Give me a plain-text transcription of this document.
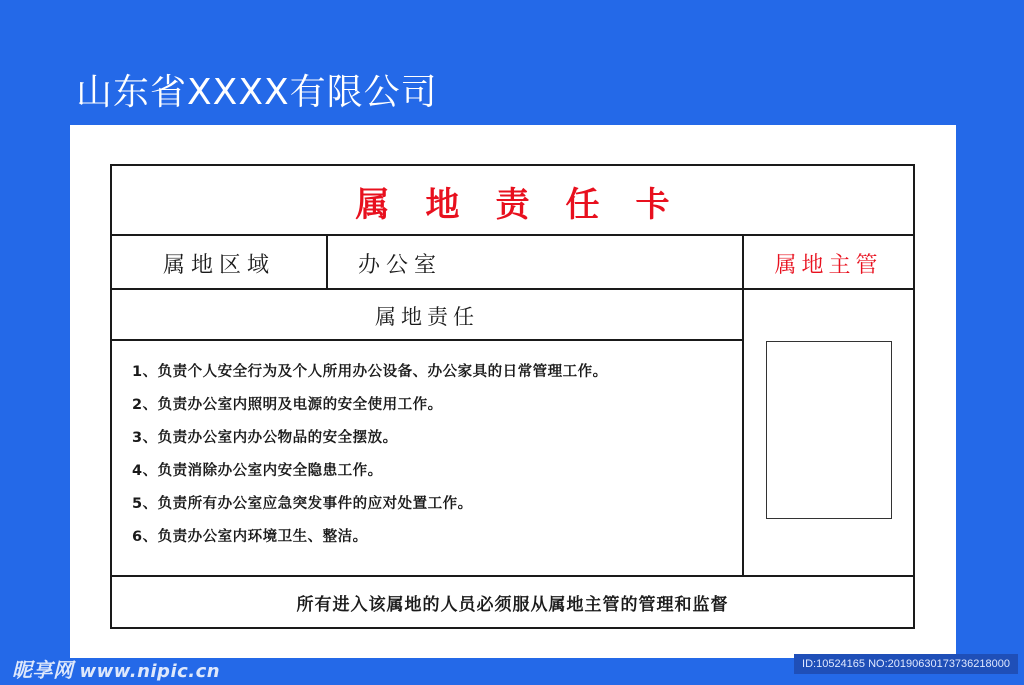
山东省XXXX有限公司
属地责任卡
属地区域	办公室	属地主管
属地责任
1、负责个人安全行为及个人所用办公设备、办公家具的日常管理工作。
2、负责办公室内照明及电源的安全使用工作。
3、负责办公室内办公物品的安全摆放。
4、负责消除办公室内安全隐患工作。
5、负责所有办公室应急突发事件的应对处置工作。
6、负责办公室内环境卫生、整洁。
所有进入该属地的人员必须服从属地主管的管理和监督
昵享网 www.nipic.cn	ID:10524165 NO:20190630173736218000
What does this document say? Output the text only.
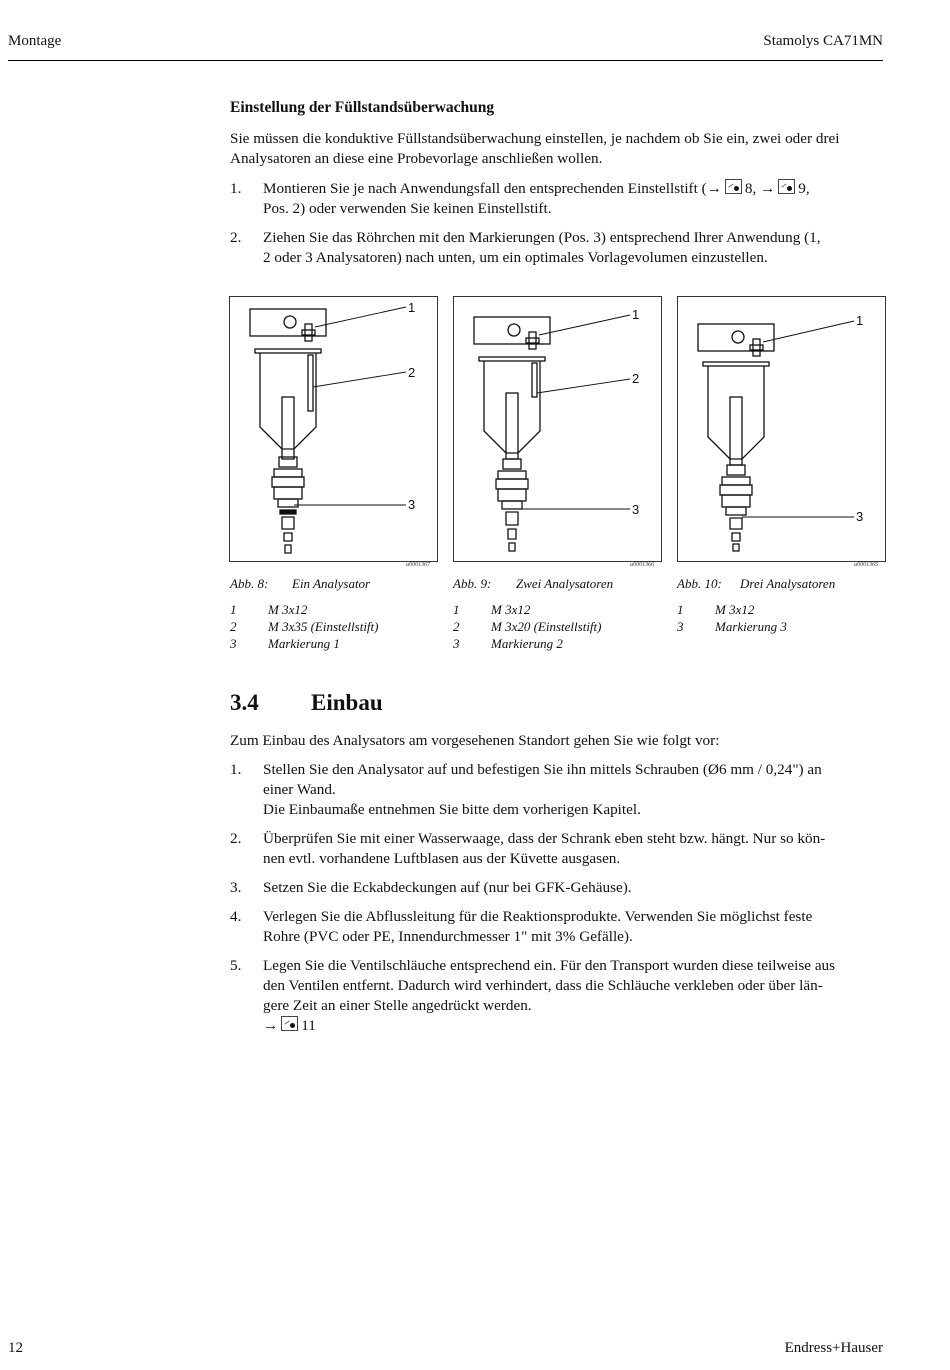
Montage	Stamolys CA71MN
Einstellung der Füllstandsüberwachung

Sie müssen die konduktive Füllstandsüberwachung einstellen, je nachdem ob Sie ein, zwei oder drei
Analysatoren an diese eine Probevorlage anschließen wollen.

1. Montieren Sie je nach Anwendungsfall den entsprechenden Einstellstift (→ 8, → 9,
Pos. 2) oder verwenden Sie keinen Einstellstift.
2. Ziehen Sie das Röhrchen mit den Markierungen (Pos. 3) entsprechend Ihrer Anwendung (1,
2 oder 3 Analysatoren) nach unten, um ein optimales Vorlagevolumen einzustellen.
1
2
3
a0001367
1
2
3
a0001366
1
3
a0001365
Abb. 8: Ein Analysator	Abb. 9: Zwei Analysatoren	Abb. 10: Drei Analysatoren
1 M 3x12
2 M 3x35 (Einstellstift)
3 Markierung 1
1 M 3x12
2 M 3x20 (Einstellstift)
3 Markierung 2
1 M 3x12
3 Markierung 3
3.4 Einbau

Zum Einbau des Analysators am vorgesehenen Standort gehen Sie wie folgt vor:

1. Stellen Sie den Analysator auf und befestigen Sie ihn mittels Schrauben (Ø6 mm / 0,24") an
einer Wand.
Die Einbaumaße entnehmen Sie bitte dem vorherigen Kapitel.
2. Überprüfen Sie mit einer Wasserwaage, dass der Schrank eben steht bzw. hängt. Nur so kön-
nen evtl. vorhandene Luftblasen aus der Küvette ausgasen.
3. Setzen Sie die Eckabdeckungen auf (nur bei GFK-Gehäuse).
4. Verlegen Sie die Abflussleitung für die Reaktionsprodukte. Verwenden Sie möglichst feste
Rohre (PVC oder PE, Innendurchmesser 1" mit 3% Gefälle).
5. Legen Sie die Ventilschläuche entsprechend ein. Für den Transport wurden diese teilweise aus
den Ventilen entfernt. Dadurch wird verhindert, dass die Schläuche verkleben oder über län-
gere Zeit an einer Stelle angedrückt werden.
→ 11
12	Endress+Hauser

#####

Copy each line exactly, and leave the pictures out of your copy.

Give me a plain-text transcription of this document.
山东省XXXX有限公司
属地责任卡
属地区域	办公室	属地主管
属地责任
1、负责个人安全行为及个人所用办公设备、办公家具的日常管理工作。
2、负责办公室内照明及电源的安全使用工作。
3、负责办公室内办公物品的安全摆放。
4、负责消除办公室内安全隐患工作。
5、负责所有办公室应急突发事件的应对处置工作。
6、负责办公室内环境卫生、整洁。
所有进入该属地的人员必须服从属地主管的管理和监督
昵享网 www.nipic.cn	ID:10524165 NO:20190630173736218000
What does this document say? Output the text only.
Montage	Stamolys CA71MN
Einstellung der Füllstandsüberwachung

Sie müssen die konduktive Füllstandsüberwachung einstellen, je nachdem ob Sie ein, zwei oder drei
Analysatoren an diese eine Probevorlage anschließen wollen.

1. Montieren Sie je nach Anwendungsfall den entsprechenden Einstellstift (→ 8, → 9,
Pos. 2) oder verwenden Sie keinen Einstellstift.
2. Ziehen Sie das Röhrchen mit den Markierungen (Pos. 3) entsprechend Ihrer Anwendung (1,
2 oder 3 Analysatoren) nach unten, um ein optimales Vorlagevolumen einzustellen.
1
2
3
a0001367
1
2
3
a0001366
1
3
a0001365
Abb. 8: Ein Analysator	Abb. 9: Zwei Analysatoren	Abb. 10: Drei Analysatoren
1 M 3x12
2 M 3x35 (Einstellstift)
3 Markierung 1
1 M 3x12
2 M 3x20 (Einstellstift)
3 Markierung 2
1 M 3x12
3 Markierung 3
3.4 Einbau

Zum Einbau des Analysators am vorgesehenen Standort gehen Sie wie folgt vor:

1. Stellen Sie den Analysator auf und befestigen Sie ihn mittels Schrauben (Ø6 mm / 0,24") an
einer Wand.
Die Einbaumaße entnehmen Sie bitte dem vorherigen Kapitel.
2. Überprüfen Sie mit einer Wasserwaage, dass der Schrank eben steht bzw. hängt. Nur so kön-
nen evtl. vorhandene Luftblasen aus der Küvette ausgasen.
3. Setzen Sie die Eckabdeckungen auf (nur bei GFK-Gehäuse).
4. Verlegen Sie die Abflussleitung für die Reaktionsprodukte. Verwenden Sie möglichst feste
Rohre (PVC oder PE, Innendurchmesser 1" mit 3% Gefälle).
5. Legen Sie die Ventilschläuche entsprechend ein. Für den Transport wurden diese teilweise aus
den Ventilen entfernt. Dadurch wird verhindert, dass die Schläuche verkleben oder über län-
gere Zeit an einer Stelle angedrückt werden.
→ 11
12	Endress+Hauser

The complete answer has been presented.